**Consignes:**
(a) Répondez aux questions suivantes d'après l'article sur Jeanne Added :
(i) À quelles dates ont lieu ses deux concerts à l'Ubu ?
(ii) De quel instrument jouait-elle au conservatoire de Reims ?
(iii) À quel âge a-t-elle assisté au concert d'Abbey Lincoln ?
(b) Citez l'article sur Jeanne Added depuis « Quelques jours avant » jusqu'à « ses balises musicales. ».
(c) Prolongez l'article sur Jeanne Added à partir de sa dernière phrase.

**Extrait:**
= = =
Retour aux sources : Jeanne Added

13.09.2022

Quelques jours avant ses deux concerts à l’Ubu (les 22 et 23 septembre) puis la sortie d’un troisième album (By Your Side, le 30 septembre chez Believe) où s’enchevêtrent envolées clubbing obsédantes, bordées funky et virées mélancoliques, Jeanne Added fait le point sur ses balises musicales.

On découvre souvent les artistes sur scène, sur album ou dans un clip. On peut aussi apprendre à les connaître autrement, en s’intéressant aux groupes et aux morceaux qui les inspirent ou les ont inspirés, et qui sont même parfois à la source de leur cheminement musical…

Track A – Solo Dancer, sur The Black Saint and the Sinner Lady (1963) de Charles Mingus

« Vers 15–16 ans, alors que je pratique le violoncelle au conservatoire de Reims, je découvre le jazz. Je suis émue dans mes tripes par la vision de John Coltrane en train de jouer et par le son de la voix d’Ella Fitzgerald. A 17 ans, j’ai la chance d’assister à un concert d’Abbey Lincoln qui me bouleverse. C’est un des moments qui m’a décidé à faire de la musique mon métier. Dans ma pratique et mon étude du jazz, dans les années qui suivent, je suis attirée principalement par les instrumentistes, beaucoup de saxophonistes, mais également l’hyper charismatique Charles Mingus, qui avant d’être contrebassiste était lui aussi violoncelliste. Dans la musique de Mingus on se fait embarquer par des vagues, des tourbillons, des accélérations, des décélérations, par une somme d’énergies individuelles méga puissantes, canalisée par une écriture ludique, dramatique, jubilatoire et toujours intense. »
= = =
[Données d'éléments et de régions]
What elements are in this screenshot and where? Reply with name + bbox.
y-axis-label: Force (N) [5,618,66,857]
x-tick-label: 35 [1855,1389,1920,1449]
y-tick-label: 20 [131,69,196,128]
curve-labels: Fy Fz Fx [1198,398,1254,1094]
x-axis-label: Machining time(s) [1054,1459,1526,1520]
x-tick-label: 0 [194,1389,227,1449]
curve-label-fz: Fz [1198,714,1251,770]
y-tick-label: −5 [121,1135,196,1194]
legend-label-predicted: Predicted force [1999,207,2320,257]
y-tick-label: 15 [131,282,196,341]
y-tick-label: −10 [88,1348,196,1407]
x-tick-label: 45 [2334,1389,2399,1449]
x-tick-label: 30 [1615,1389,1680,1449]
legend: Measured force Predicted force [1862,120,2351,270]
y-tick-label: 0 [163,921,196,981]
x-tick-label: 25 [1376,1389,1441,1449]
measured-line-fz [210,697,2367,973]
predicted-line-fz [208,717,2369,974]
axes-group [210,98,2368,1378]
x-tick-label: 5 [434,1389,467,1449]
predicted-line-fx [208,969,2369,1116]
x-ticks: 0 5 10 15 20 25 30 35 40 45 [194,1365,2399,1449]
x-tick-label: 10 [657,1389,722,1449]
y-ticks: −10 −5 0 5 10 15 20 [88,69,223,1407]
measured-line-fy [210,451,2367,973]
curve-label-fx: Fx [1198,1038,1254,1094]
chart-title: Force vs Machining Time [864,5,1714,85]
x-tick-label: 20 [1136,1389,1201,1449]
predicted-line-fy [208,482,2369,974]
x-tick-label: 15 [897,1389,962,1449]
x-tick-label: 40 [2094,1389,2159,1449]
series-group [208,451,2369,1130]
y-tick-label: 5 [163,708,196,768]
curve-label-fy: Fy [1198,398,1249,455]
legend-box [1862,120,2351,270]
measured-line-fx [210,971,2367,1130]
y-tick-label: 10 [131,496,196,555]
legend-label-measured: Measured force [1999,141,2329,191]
= = =
**Réponses:**
(a)
(i) Les 22 et 23 septembre.
(ii) Du violoncelle.
(iii) À 17 ans.

(b)
Quelques jours avant ses deux concerts à l’Ubu (les 22 et 23 septembre) puis la sortie d’un troisième album (By Your Side, le 30 septembre chez Believe) où s’enchevêtrent envolées clubbing obsédantes, bordées funky et virées mélancoliques, Jeanne Added fait le point sur ses balises musicales.

(c)
The Last Time I Saw Richard, sur Blue (1971) de Joni Mitchell

« Je découvre Joni Mitchell avec son album iconique Blue, en Angleterre durant mon passage à la Royal Academy de Londres. Je tombe en amour immédiatement. The Last Time I Saw Richard est la dernière chanson de ce disque. Elle y conte ses retrouvailles avec un ancien ami ou amant qui, à l’en croire, a mal vieilli. Joni Mitchell est de ces chanteuses qui racontent des histoires. Ses paroles sont simples et évocatrices. C’est le texte qui impose son rythme à la musique et non l’inverse, elle est un génie de la prosodie. Le débit de sa voix, sa façon de placer les notes sous les mots… C’est comme si elle entamait une conversation avec nous. Joni Mitchell s’est totalement affranchie des normes pop. Son écriture est inventive et en même temps accessible. Sa fluidité est une source d’inspiration sans fin. Et par période je l’écoute quasi quotidiennement. »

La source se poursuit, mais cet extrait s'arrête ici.